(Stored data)

★ ★ ★ ★

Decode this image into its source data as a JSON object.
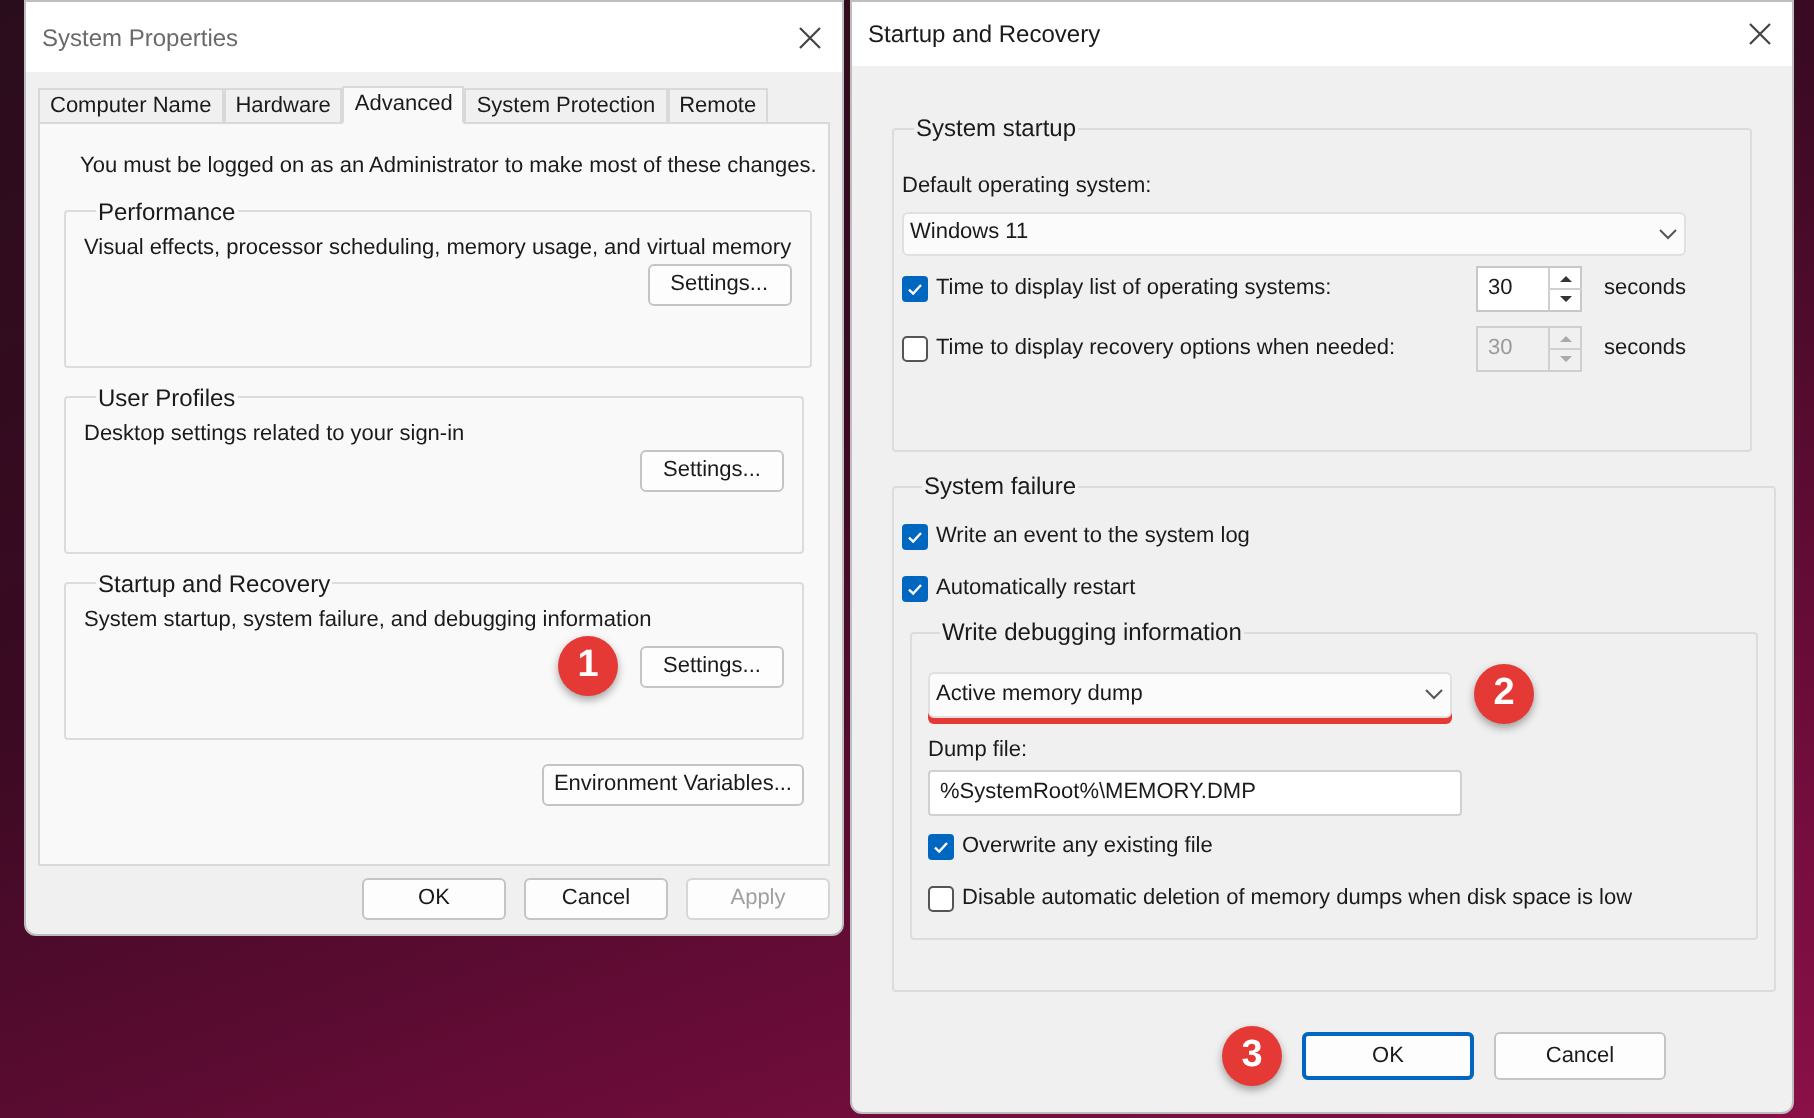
{
  "system_properties": {
    "title": "System Properties",
    "tabs": [
      {
        "label": "Computer Name",
        "selected": false
      },
      {
        "label": "Hardware",
        "selected": false
      },
      {
        "label": "Advanced",
        "selected": true
      },
      {
        "label": "System Protection",
        "selected": false
      },
      {
        "label": "Remote",
        "selected": false
      }
    ],
    "notice": "You must be logged on as an Administrator to make most of these changes.",
    "groups": [
      {
        "title": "Performance",
        "description": "Visual effects, processor scheduling, memory usage, and virtual memory",
        "button": "Settings..."
      },
      {
        "title": "User Profiles",
        "description": "Desktop settings related to your sign-in",
        "button": "Settings..."
      },
      {
        "title": "Startup and Recovery",
        "description": "System startup, system failure, and debugging information",
        "button": "Settings...",
        "marker": "1"
      }
    ],
    "environment_button": "Environment Variables...",
    "buttons": [
      {
        "label": "OK",
        "disabled": false
      },
      {
        "label": "Cancel",
        "disabled": false
      },
      {
        "label": "Apply",
        "disabled": true
      }
    ]
  },
  "startup_recovery": {
    "title": "Startup and Recovery",
    "system_startup": {
      "title": "System startup",
      "default_os_label": "Default operating system:",
      "default_os_value": "Windows 11",
      "options": [
        {
          "label": "Time to display list of operating systems:",
          "checked": true,
          "value": "30",
          "unit": "seconds"
        },
        {
          "label": "Time to display recovery options when needed:",
          "checked": false,
          "value": "30",
          "unit": "seconds"
        }
      ]
    },
    "system_failure": {
      "title": "System failure",
      "options": [
        {
          "label": "Write an event to the system log",
          "checked": true
        },
        {
          "label": "Automatically restart",
          "checked": true
        }
      ],
      "debugging": {
        "title": "Write debugging information",
        "dump_type": "Active memory dump",
        "highlighted": true,
        "marker": "2",
        "dump_file_label": "Dump file:",
        "dump_file_value": "%SystemRoot%\\MEMORY.DMP",
        "options": [
          {
            "label": "Overwrite any existing file",
            "checked": true
          },
          {
            "label": "Disable automatic deletion of memory dumps when disk space is low",
            "checked": false
          }
        ]
      }
    },
    "buttons": [
      {
        "label": "OK",
        "default": true,
        "marker": "3"
      },
      {
        "label": "Cancel",
        "default": false
      }
    ]
  }
}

★ ★ ★ ★

== WRITTEN REQUEST ==
Print all of the entries word for word. Skip any images they contain.

== EXERCISE SOLUTION ==
Decode this image into its source data as a JSON object.
{
  "system_properties": {
    "title": "System Properties",
    "tabs": [
      {
        "label": "Computer Name",
        "selected": false
      },
      {
        "label": "Hardware",
        "selected": false
      },
      {
        "label": "Advanced",
        "selected": true
      },
      {
        "label": "System Protection",
        "selected": false
      },
      {
        "label": "Remote",
        "selected": false
      }
    ],
    "notice": "You must be logged on as an Administrator to make most of these changes.",
    "groups": [
      {
        "title": "Performance",
        "description": "Visual effects, processor scheduling, memory usage, and virtual memory",
        "button": "Settings..."
      },
      {
        "title": "User Profiles",
        "description": "Desktop settings related to your sign-in",
        "button": "Settings..."
      },
      {
        "title": "Startup and Recovery",
        "description": "System startup, system failure, and debugging information",
        "button": "Settings...",
        "marker": "1"
      }
    ],
    "environment_button": "Environment Variables...",
    "buttons": [
      {
        "label": "OK",
        "disabled": false
      },
      {
        "label": "Cancel",
        "disabled": false
      },
      {
        "label": "Apply",
        "disabled": true
      }
    ]
  },
  "startup_recovery": {
    "title": "Startup and Recovery",
    "system_startup": {
      "title": "System startup",
      "default_os_label": "Default operating system:",
      "default_os_value": "Windows 11",
      "options": [
        {
          "label": "Time to display list of operating systems:",
          "checked": true,
          "value": "30",
          "unit": "seconds"
        },
        {
          "label": "Time to display recovery options when needed:",
          "checked": false,
          "value": "30",
          "unit": "seconds"
        }
      ]
    },
    "system_failure": {
      "title": "System failure",
      "options": [
        {
          "label": "Write an event to the system log",
          "checked": true
        },
        {
          "label": "Automatically restart",
          "checked": true
        }
      ],
      "debugging": {
        "title": "Write debugging information",
        "dump_type": "Active memory dump",
        "highlighted": true,
        "marker": "2",
        "dump_file_label": "Dump file:",
        "dump_file_value": "%SystemRoot%\\MEMORY.DMP",
        "options": [
          {
            "label": "Overwrite any existing file",
            "checked": true
          },
          {
            "label": "Disable automatic deletion of memory dumps when disk space is low",
            "checked": false
          }
        ]
      }
    },
    "buttons": [
      {
        "label": "OK",
        "default": true,
        "marker": "3"
      },
      {
        "label": "Cancel",
        "default": false
      }
    ]
  }
}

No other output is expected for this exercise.